## Problem
Find the string "Общие" in the data, then copy every line where it is found.

>> BEGIN Material to process

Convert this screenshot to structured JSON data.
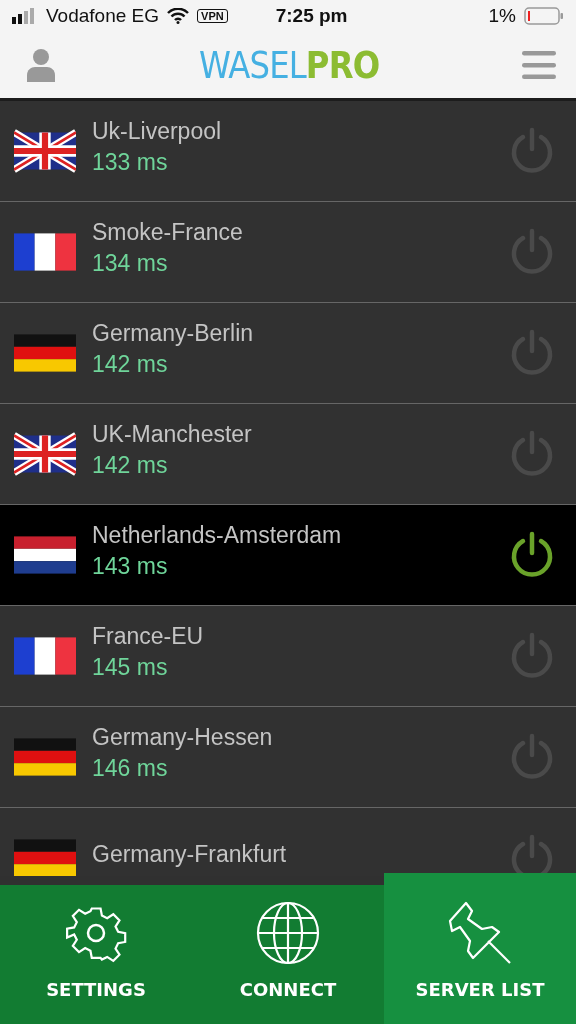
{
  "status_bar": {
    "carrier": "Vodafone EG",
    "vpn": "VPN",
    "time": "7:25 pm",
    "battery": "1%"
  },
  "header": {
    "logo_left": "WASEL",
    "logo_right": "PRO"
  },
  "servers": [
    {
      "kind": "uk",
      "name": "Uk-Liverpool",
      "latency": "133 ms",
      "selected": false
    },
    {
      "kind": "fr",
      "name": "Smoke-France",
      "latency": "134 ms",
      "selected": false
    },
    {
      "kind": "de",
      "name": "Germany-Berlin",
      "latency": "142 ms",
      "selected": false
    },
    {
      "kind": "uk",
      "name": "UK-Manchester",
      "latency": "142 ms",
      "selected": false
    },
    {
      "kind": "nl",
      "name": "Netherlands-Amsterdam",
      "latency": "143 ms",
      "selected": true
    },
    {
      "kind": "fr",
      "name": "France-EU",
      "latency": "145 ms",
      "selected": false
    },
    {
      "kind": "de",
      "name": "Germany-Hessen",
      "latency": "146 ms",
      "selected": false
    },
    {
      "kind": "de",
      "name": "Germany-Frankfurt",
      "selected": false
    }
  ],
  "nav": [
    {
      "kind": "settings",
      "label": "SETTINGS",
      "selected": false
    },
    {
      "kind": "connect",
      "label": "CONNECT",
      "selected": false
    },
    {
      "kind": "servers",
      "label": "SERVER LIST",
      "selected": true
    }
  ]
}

>> END Material to process
>> BEGIN Material to process

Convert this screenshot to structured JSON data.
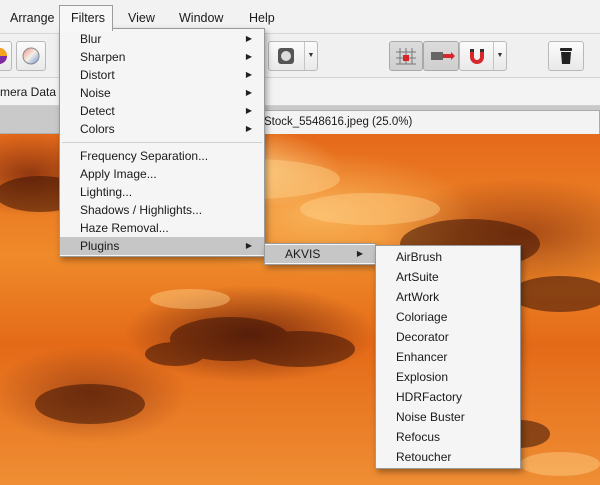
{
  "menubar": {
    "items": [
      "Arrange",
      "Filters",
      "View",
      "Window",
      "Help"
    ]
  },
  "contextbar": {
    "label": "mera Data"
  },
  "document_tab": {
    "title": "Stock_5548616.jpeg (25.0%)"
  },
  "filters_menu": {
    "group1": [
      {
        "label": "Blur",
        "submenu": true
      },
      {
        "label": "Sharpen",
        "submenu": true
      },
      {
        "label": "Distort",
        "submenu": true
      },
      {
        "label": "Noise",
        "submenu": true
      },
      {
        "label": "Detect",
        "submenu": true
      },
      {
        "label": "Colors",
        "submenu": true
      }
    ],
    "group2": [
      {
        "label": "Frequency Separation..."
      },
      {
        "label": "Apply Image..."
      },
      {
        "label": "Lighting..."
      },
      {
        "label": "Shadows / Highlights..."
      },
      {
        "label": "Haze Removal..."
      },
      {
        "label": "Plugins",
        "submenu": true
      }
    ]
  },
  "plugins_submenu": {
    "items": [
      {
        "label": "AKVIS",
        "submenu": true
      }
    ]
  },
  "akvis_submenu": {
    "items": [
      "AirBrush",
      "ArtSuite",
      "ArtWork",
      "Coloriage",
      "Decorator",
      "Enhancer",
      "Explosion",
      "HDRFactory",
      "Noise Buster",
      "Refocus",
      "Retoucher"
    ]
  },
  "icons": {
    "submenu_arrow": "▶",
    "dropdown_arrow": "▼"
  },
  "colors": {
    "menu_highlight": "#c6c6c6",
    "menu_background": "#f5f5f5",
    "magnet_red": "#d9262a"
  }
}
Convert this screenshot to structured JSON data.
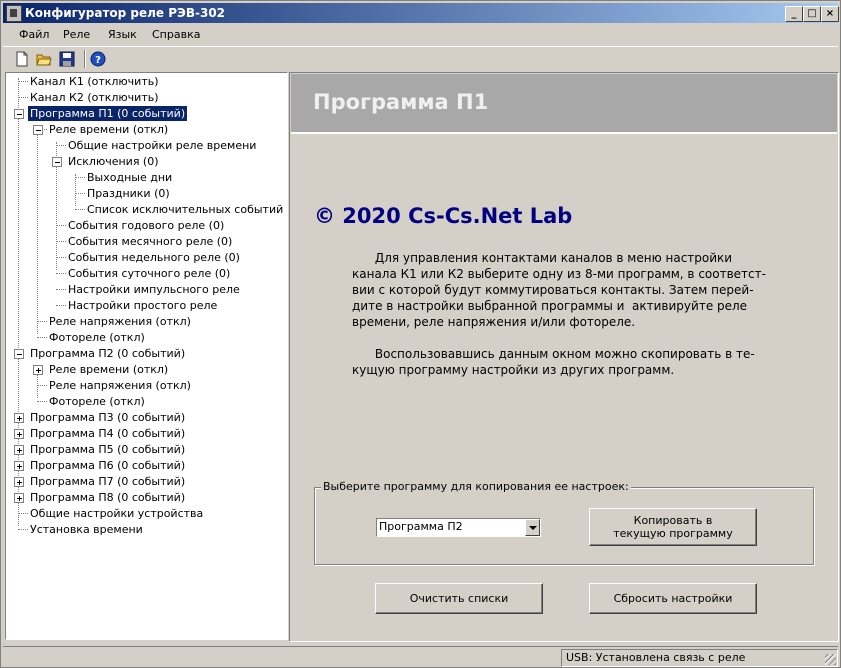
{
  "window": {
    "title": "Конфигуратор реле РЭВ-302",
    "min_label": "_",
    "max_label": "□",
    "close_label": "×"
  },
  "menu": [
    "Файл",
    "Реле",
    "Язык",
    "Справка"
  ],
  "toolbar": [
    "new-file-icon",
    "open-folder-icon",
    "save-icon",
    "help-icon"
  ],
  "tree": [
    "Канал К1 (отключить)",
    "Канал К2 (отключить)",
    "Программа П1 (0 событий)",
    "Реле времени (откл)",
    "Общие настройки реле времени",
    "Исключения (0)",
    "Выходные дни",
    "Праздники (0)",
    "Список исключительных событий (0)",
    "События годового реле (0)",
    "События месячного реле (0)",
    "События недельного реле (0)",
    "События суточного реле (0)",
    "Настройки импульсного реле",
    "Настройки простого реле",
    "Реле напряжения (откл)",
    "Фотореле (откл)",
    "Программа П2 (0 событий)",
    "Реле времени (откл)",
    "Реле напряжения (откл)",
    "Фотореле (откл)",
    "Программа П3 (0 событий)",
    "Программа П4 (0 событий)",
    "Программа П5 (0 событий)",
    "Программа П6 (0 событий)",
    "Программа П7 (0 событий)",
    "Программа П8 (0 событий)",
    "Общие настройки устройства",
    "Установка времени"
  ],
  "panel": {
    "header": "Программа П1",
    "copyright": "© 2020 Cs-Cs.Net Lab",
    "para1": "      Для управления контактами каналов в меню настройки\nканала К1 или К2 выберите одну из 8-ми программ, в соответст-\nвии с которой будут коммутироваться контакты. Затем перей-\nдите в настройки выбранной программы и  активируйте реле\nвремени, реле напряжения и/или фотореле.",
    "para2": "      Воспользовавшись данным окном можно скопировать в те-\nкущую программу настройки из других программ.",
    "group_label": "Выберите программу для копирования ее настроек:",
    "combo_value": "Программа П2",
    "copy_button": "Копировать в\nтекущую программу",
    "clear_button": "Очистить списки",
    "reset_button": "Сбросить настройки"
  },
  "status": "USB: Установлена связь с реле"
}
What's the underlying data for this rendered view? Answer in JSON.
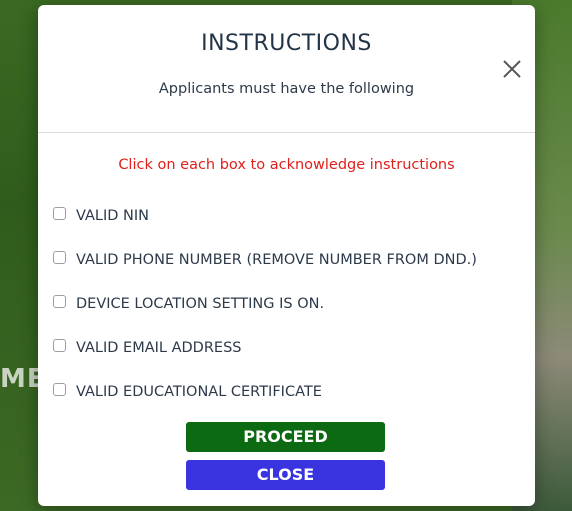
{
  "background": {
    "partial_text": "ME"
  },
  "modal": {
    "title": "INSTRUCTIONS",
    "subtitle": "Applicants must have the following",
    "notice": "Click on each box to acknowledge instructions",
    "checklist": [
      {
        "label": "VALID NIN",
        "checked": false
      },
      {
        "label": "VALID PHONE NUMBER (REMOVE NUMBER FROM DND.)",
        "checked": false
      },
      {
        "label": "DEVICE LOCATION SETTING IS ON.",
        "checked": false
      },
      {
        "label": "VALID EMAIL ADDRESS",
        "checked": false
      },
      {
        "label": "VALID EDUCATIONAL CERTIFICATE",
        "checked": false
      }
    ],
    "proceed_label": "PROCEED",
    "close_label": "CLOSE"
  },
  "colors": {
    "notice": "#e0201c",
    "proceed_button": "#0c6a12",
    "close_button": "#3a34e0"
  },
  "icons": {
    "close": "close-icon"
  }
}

>> END Material to process

## The response
    "Общие настройки реле времени",
    "Общие настройки устройства",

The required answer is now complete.